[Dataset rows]
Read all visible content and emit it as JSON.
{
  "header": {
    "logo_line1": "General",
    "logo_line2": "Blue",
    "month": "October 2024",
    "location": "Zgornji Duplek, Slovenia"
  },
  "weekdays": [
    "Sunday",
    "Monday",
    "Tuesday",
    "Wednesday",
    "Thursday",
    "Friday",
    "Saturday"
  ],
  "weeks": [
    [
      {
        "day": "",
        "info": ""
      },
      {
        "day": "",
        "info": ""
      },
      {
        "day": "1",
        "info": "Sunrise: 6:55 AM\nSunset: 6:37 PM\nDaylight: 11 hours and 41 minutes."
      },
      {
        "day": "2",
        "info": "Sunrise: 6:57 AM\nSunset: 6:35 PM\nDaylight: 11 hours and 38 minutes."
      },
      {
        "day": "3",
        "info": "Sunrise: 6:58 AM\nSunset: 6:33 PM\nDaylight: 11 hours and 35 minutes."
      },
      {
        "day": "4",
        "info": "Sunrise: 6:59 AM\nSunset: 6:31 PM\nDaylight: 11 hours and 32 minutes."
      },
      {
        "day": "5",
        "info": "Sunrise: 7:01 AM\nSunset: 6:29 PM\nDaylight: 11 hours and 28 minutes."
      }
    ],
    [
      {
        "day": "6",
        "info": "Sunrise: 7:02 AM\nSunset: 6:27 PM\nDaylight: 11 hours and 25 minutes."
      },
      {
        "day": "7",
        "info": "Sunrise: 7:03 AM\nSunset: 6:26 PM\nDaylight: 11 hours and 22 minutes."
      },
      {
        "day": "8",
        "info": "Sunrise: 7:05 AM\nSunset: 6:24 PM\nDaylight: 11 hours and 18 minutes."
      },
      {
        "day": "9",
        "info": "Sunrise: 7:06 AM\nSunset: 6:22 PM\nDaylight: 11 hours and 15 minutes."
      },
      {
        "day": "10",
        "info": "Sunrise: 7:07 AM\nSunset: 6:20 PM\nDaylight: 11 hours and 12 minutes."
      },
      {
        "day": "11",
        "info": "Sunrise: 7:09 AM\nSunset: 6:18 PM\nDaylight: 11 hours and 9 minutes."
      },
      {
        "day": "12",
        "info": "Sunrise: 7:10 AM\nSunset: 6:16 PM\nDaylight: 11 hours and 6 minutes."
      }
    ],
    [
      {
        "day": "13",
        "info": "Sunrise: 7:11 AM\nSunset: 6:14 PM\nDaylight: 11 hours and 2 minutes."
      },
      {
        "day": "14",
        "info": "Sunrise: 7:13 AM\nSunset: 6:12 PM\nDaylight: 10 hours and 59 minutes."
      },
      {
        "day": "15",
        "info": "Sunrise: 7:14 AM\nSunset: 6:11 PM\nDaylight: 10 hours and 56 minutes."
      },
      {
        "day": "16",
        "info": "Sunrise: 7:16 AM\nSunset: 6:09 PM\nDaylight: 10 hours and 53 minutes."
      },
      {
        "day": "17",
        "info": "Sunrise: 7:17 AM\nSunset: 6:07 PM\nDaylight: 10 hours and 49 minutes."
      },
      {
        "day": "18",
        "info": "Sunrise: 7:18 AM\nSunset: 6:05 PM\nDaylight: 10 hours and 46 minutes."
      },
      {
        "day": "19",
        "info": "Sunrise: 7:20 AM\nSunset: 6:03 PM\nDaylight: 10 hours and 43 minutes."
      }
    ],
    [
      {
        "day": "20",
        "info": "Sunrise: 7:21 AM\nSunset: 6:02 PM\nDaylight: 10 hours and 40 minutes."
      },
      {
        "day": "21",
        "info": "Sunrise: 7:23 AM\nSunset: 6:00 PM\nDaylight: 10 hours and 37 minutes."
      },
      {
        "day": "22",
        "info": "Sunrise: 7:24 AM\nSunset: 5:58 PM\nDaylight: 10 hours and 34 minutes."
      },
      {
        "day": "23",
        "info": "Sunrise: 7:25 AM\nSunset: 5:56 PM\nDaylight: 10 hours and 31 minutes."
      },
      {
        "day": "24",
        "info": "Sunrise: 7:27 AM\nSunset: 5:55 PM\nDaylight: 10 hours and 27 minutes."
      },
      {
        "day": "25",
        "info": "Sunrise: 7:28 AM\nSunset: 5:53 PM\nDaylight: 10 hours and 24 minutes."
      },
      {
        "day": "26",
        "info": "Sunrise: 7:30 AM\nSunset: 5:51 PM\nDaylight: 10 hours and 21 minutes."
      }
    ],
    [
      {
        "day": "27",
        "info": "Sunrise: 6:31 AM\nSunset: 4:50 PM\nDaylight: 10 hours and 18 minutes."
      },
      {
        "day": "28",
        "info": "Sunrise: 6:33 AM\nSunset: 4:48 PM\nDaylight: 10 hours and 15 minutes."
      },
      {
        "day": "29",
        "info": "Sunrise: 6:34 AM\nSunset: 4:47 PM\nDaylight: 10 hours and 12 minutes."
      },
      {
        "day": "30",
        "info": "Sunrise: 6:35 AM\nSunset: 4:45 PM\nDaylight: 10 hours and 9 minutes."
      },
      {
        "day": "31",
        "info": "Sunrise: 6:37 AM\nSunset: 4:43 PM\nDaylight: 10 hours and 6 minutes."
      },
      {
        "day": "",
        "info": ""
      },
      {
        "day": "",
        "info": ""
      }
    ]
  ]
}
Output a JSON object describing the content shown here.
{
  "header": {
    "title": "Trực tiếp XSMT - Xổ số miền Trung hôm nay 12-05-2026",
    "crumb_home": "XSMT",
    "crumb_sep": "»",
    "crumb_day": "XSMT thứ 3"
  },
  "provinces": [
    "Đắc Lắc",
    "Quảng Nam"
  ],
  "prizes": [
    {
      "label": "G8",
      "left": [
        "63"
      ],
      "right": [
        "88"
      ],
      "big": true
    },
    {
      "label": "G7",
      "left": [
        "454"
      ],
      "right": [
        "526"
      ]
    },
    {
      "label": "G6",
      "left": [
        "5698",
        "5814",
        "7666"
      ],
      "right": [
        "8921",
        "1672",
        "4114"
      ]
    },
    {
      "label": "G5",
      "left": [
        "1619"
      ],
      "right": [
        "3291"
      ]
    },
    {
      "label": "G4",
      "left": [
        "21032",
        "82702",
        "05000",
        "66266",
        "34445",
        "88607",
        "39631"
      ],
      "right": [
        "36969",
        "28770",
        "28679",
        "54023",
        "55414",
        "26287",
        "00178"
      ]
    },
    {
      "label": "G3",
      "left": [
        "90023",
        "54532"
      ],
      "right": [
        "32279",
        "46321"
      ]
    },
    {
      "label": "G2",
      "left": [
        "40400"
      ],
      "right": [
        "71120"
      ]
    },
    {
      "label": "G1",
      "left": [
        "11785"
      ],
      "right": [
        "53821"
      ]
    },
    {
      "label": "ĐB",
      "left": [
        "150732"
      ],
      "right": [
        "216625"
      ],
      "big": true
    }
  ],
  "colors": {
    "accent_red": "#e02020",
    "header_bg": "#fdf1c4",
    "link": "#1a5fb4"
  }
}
==
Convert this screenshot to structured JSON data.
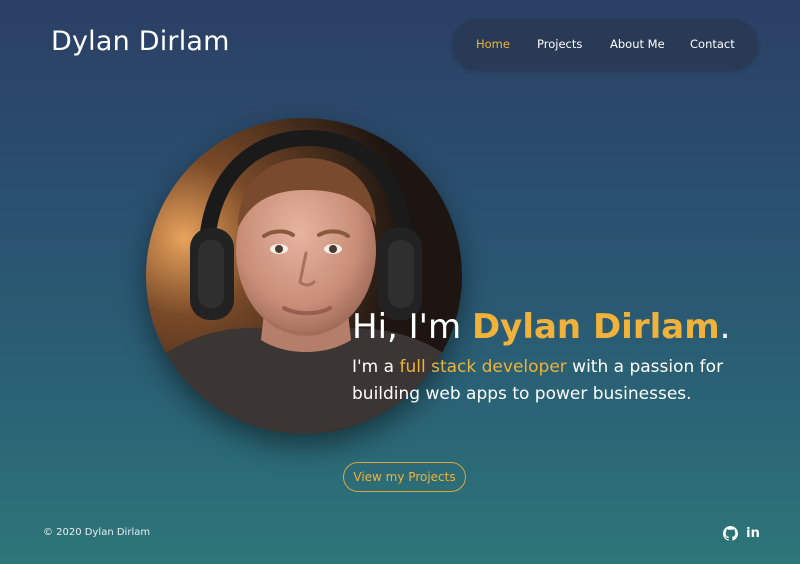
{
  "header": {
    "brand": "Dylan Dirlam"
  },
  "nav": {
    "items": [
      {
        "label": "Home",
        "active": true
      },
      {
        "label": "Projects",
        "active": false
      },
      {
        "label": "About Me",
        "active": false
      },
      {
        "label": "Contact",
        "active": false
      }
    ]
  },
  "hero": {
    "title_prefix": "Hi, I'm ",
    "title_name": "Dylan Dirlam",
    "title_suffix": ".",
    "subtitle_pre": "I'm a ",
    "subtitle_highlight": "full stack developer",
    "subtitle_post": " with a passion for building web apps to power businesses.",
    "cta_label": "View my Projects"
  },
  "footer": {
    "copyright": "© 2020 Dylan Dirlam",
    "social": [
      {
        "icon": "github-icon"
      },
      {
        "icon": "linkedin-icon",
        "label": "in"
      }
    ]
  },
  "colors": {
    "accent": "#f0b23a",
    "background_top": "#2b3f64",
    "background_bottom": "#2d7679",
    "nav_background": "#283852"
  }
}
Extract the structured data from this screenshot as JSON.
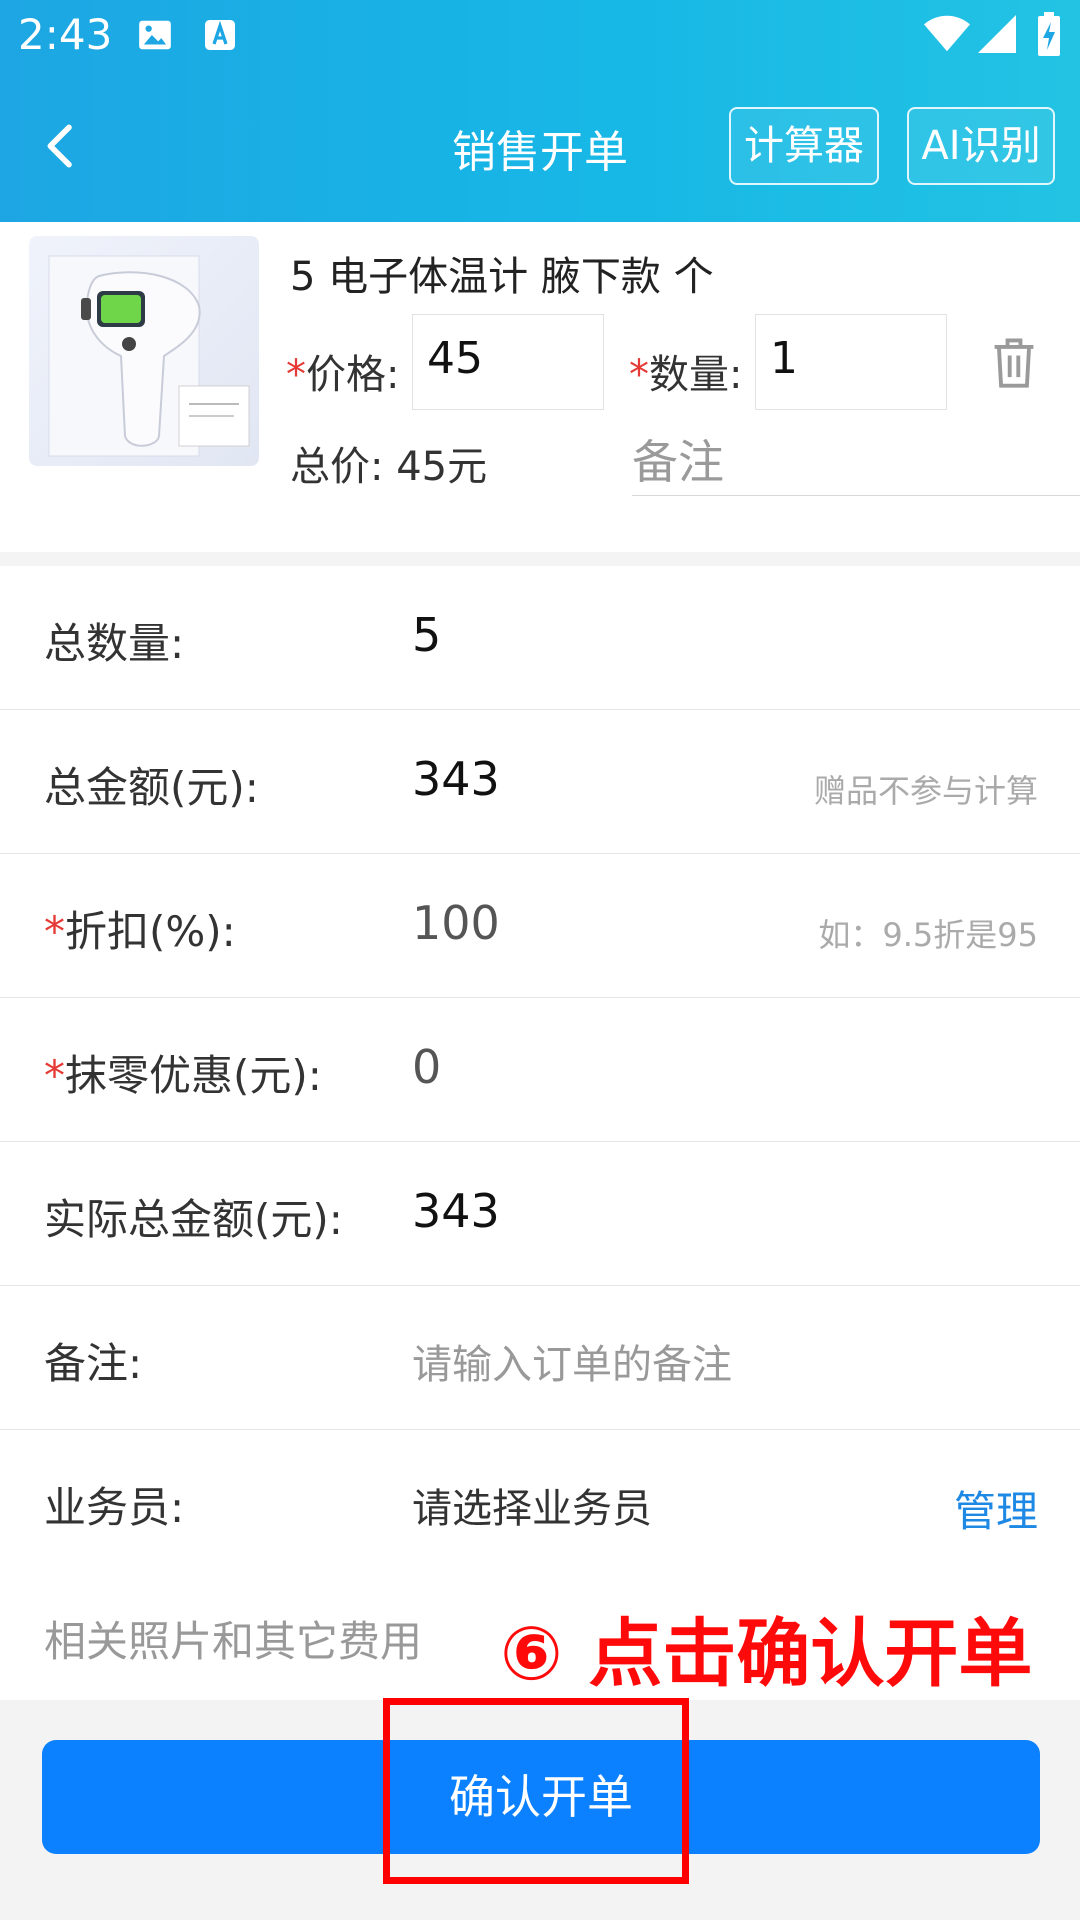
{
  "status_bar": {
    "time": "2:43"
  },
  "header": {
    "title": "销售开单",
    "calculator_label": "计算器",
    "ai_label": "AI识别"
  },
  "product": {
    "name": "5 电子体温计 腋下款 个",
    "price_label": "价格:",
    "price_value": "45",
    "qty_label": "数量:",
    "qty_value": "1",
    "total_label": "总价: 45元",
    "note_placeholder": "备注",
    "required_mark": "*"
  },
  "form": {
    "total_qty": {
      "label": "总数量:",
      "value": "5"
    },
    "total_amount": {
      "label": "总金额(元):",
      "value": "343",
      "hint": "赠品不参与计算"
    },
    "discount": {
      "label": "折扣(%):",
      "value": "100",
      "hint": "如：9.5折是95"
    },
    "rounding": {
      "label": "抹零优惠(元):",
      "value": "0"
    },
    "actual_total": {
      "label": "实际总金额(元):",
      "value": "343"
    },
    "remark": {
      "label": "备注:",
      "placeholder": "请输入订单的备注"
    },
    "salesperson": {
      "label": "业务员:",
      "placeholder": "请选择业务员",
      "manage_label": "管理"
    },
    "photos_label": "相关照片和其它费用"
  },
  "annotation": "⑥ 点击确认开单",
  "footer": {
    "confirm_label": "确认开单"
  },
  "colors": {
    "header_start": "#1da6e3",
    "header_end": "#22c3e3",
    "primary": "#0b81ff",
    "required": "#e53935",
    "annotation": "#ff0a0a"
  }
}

▶ EXERCISE REQUIREMENTS: From the entries above, copy every line that holds the word "screenshot".

▶ WRITTEN SOLUTION:
Convert this screenshot to structured JSON data.
Extract the structured data from this screenshot as JSON.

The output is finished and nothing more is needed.